= Document segment =
You make a compelling case that the false dichotomy between simplistic national myths and one-sided criticism doesn’t serve us well. You put the problem better than I do here:

“This focus on flaws makes our history feel like a fight between legends and indictments. The people who shaped this country were complicated and imperfect. If we keep replacing simple myths with harsh criticism, we will miss the real story of how we arrived here and how to live together.”

So we fight over textbooks, putting civics teachers and even language arts teachers in the crossfire between competing ideologies. More nuanced accounts—and far truer accounts—appear often in fuller accounts—in biographies, for instance.

I do tire of feeling that I should justify my citations of the likes of Jefferson, Wilson, and King to counteract the assumption that I’m somehow covering for their frailties by simply citing them.

Like Lincoln in his Second Inaugural (It may seem strange . . . but let us judge not . . .), I’ll remove my mantle of objectivity long enough to say that much of the pushback to the history I learned in elementary and high school is necessary if one-sided. Outside of a national covenant, winners don’t concede authorship for long. Here’s how you express a beautiful balance possible in such a covenant in terms of three interacting covenantal entities—founders, neighbors, and polity: “founders who both built and betrayed, neighbors whose depths we’ve ignored, and a country that has both succeeded and failed.”

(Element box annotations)
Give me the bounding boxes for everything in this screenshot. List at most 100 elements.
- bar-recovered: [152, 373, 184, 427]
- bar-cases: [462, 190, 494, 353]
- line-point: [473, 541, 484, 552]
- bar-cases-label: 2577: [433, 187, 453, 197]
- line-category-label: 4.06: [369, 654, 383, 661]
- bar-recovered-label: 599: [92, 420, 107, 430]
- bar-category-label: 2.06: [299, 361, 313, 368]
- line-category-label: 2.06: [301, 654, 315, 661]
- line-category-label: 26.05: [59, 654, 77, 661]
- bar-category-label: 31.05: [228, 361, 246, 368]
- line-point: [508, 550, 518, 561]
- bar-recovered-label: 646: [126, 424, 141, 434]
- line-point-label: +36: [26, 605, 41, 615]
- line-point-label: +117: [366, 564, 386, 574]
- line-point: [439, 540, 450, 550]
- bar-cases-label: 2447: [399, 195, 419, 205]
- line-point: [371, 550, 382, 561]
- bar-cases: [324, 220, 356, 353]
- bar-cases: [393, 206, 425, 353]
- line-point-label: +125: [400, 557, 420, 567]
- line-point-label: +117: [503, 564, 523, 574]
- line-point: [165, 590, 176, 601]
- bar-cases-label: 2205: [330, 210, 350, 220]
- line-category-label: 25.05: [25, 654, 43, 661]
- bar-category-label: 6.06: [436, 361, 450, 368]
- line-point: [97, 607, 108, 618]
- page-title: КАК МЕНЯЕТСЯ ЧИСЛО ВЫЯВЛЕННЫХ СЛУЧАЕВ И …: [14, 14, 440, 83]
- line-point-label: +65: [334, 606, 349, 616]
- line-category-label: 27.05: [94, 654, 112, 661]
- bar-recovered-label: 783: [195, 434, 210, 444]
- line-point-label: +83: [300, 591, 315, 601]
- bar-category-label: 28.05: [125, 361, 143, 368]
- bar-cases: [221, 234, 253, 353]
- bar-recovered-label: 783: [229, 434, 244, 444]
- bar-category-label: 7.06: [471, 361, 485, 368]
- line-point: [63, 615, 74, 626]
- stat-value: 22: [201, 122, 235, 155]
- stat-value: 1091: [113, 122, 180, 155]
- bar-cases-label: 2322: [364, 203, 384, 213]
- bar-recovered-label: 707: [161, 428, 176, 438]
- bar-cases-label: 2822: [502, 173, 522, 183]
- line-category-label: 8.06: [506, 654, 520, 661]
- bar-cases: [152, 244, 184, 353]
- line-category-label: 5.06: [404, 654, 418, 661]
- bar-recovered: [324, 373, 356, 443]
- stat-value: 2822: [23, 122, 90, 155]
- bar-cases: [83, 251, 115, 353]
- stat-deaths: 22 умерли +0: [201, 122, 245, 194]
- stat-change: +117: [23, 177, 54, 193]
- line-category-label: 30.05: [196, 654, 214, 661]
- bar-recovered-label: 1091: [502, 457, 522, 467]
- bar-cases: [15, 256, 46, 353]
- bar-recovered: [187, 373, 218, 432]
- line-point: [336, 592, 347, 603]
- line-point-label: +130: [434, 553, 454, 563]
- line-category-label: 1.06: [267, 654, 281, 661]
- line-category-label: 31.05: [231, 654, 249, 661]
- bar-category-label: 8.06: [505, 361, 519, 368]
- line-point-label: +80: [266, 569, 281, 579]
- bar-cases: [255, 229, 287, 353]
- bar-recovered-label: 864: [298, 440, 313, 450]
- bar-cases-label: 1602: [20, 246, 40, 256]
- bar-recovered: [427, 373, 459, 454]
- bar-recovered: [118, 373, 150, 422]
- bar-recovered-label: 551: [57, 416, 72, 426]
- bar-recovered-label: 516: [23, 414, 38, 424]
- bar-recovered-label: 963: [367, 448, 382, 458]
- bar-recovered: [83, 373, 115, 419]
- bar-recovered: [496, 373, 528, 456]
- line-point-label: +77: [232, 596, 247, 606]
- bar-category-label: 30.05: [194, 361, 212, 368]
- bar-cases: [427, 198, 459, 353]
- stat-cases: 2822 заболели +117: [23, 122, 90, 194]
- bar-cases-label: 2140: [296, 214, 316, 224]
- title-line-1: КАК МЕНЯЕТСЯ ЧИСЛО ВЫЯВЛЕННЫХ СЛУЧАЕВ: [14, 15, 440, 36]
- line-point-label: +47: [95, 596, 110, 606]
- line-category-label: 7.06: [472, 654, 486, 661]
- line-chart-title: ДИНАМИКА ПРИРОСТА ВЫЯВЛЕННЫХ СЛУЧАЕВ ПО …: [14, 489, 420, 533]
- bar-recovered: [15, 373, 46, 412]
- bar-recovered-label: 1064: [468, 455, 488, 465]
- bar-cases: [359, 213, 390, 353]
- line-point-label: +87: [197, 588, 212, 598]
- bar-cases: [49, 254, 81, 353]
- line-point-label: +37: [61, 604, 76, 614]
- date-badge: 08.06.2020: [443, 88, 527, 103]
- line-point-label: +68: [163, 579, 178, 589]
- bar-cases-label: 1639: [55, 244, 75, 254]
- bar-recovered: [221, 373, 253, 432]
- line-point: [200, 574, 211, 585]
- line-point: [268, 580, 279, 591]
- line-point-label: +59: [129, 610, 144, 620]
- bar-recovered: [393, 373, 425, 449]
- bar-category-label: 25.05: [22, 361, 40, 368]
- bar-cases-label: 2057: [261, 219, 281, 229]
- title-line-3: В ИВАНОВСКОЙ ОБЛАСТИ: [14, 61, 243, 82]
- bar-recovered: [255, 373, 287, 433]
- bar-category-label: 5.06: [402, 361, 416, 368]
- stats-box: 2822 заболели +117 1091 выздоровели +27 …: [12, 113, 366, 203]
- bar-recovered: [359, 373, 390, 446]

= Problem requirements =
Carry the comment on national myths and history forward from its last sentence. The records stand apart from the text about national myths and history.

= The reply =
I wish our society were more like ancient Israel’s. Its authoritative texts were fuller and more nuanced than our thin canon. One thinks of the books of Samuel and Kings, for instance, as honest appraisals of the kings’ (and in some cases, even the prophets’ and priests’) accomplishments and shortcomings. In a culture grounded in such rich, honest, and detailed narratives, later summaries (e.g., Moses’ song, Luke’s accounts of Israel’s journey put into the mouths of Stephen and Peter)—unlike our ideologies—never threaten to have the last word. National myths, if one may call them that, are richer and more instructive—and potentially more inspirational and more convicting—for having grown in such soil.

Thank you for this fine call for curiosity, nuance and balance.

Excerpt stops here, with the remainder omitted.